▶ Stated task
Check every line of the entries that follow, and copy the ones containing "from".
* begin Data extract *
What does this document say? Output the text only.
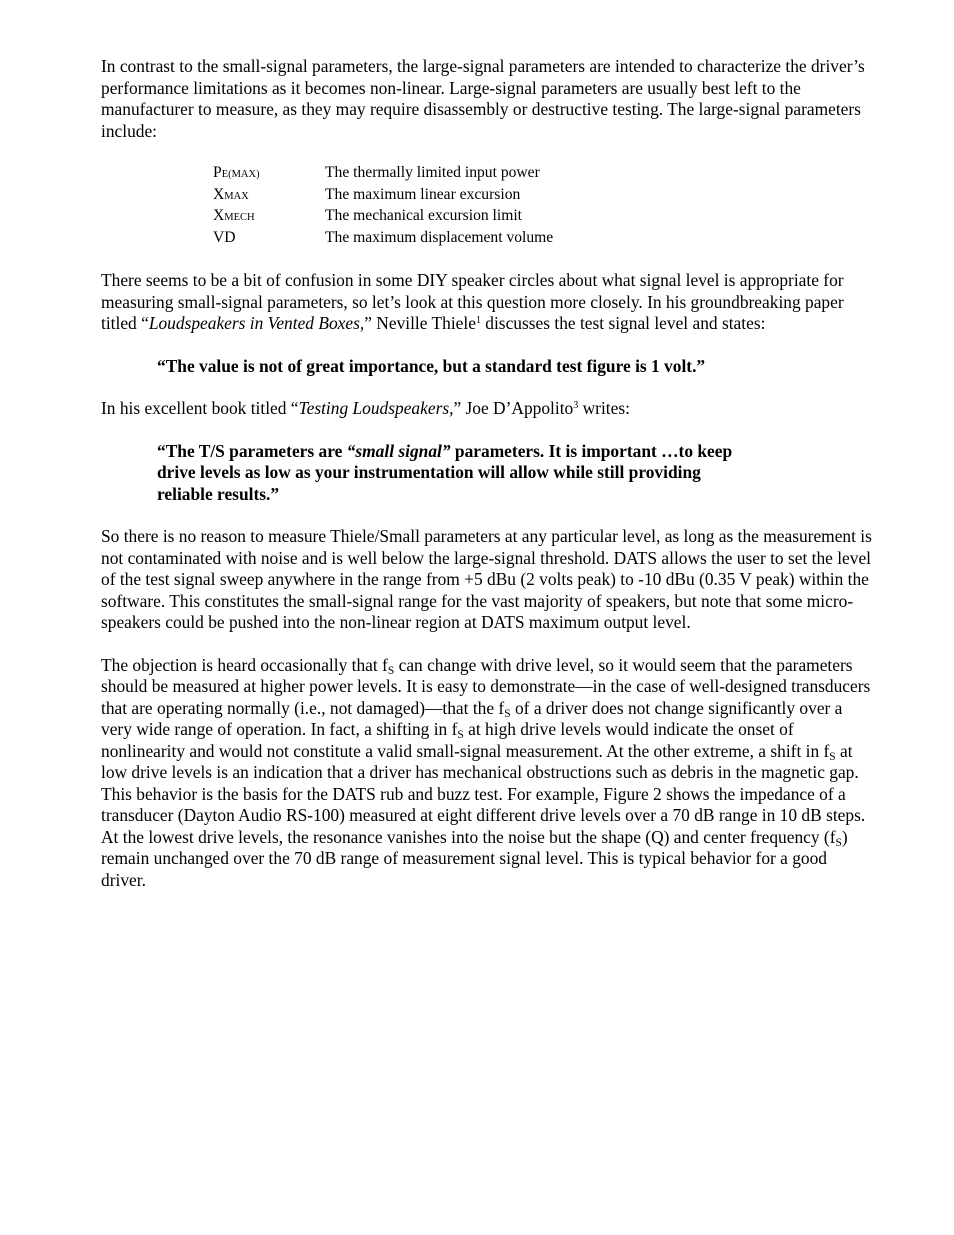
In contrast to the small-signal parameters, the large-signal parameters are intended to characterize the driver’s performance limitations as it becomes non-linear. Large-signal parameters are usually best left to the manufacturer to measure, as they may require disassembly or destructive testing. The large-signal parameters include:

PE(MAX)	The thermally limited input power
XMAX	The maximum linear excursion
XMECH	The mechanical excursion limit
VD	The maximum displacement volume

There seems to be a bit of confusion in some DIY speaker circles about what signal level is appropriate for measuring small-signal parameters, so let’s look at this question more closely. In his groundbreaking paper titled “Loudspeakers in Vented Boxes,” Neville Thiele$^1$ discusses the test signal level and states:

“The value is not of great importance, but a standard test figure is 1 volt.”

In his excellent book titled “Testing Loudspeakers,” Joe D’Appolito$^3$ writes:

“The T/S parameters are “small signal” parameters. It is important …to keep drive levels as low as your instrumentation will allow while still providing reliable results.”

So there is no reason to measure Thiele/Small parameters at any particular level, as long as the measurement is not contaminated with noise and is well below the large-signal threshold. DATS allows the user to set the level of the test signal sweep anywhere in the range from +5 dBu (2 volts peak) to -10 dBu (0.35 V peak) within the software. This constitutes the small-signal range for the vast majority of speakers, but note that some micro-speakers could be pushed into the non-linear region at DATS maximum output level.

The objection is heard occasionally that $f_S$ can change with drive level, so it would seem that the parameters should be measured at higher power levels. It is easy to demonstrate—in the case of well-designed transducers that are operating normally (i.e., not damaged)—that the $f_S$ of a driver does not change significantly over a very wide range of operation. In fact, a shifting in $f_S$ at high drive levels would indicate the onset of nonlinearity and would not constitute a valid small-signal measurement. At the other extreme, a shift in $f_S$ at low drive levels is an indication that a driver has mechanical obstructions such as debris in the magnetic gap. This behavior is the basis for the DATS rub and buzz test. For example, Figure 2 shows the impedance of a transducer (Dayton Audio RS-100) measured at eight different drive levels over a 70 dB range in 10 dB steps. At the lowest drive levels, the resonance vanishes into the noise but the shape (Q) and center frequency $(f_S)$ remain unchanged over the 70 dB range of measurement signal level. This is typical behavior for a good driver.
* end Data extract *
* begin Data extract *
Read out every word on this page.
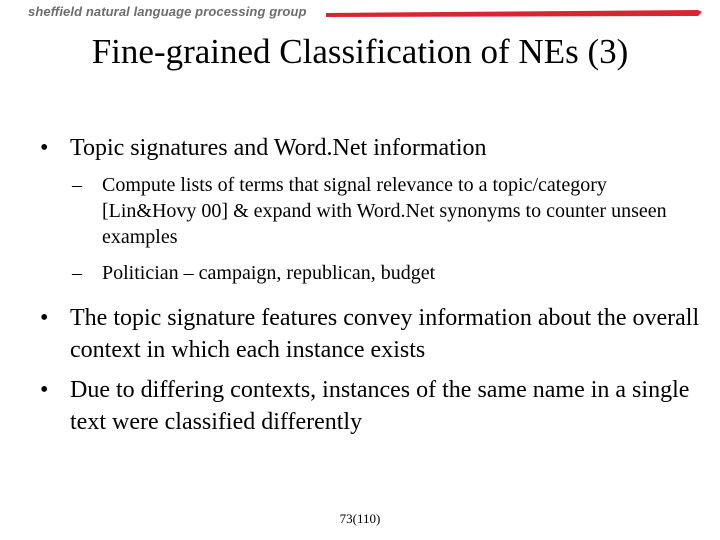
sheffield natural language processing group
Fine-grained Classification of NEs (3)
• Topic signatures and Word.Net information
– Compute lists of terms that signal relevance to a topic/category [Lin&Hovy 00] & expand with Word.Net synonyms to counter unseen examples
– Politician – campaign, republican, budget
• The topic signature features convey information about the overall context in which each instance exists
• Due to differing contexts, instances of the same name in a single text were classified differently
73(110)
* end Data extract *
* begin Data extract *
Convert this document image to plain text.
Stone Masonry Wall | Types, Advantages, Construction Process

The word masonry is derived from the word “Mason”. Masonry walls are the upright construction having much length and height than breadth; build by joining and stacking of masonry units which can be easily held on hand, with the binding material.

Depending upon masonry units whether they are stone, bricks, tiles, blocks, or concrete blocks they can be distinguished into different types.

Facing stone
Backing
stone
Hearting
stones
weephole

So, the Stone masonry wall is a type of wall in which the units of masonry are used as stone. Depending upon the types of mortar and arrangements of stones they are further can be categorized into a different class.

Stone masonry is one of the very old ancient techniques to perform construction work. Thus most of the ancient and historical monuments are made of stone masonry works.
* end Data extract *
▶ Solution to this problem
So there is no reason to measure Thiele/Small parameters at any particular level, as long as the measurement is not contaminated with noise and is well below the large-signal threshold. DATS allows the user to set the level of the test signal sweep anywhere in the range from +5 dBu (2 volts peak) to -10 dBu (0.35 V peak) within the software. This constitutes the small-signal range for the vast majority of speakers, but note that some micro-speakers could be pushed into the non-linear region at DATS maximum output level.
The word masonry is derived from the word “Mason”. Masonry walls are the upright construction having much length and height than breadth; build by joining and stacking of masonry units which can be easily held on hand, with the binding material.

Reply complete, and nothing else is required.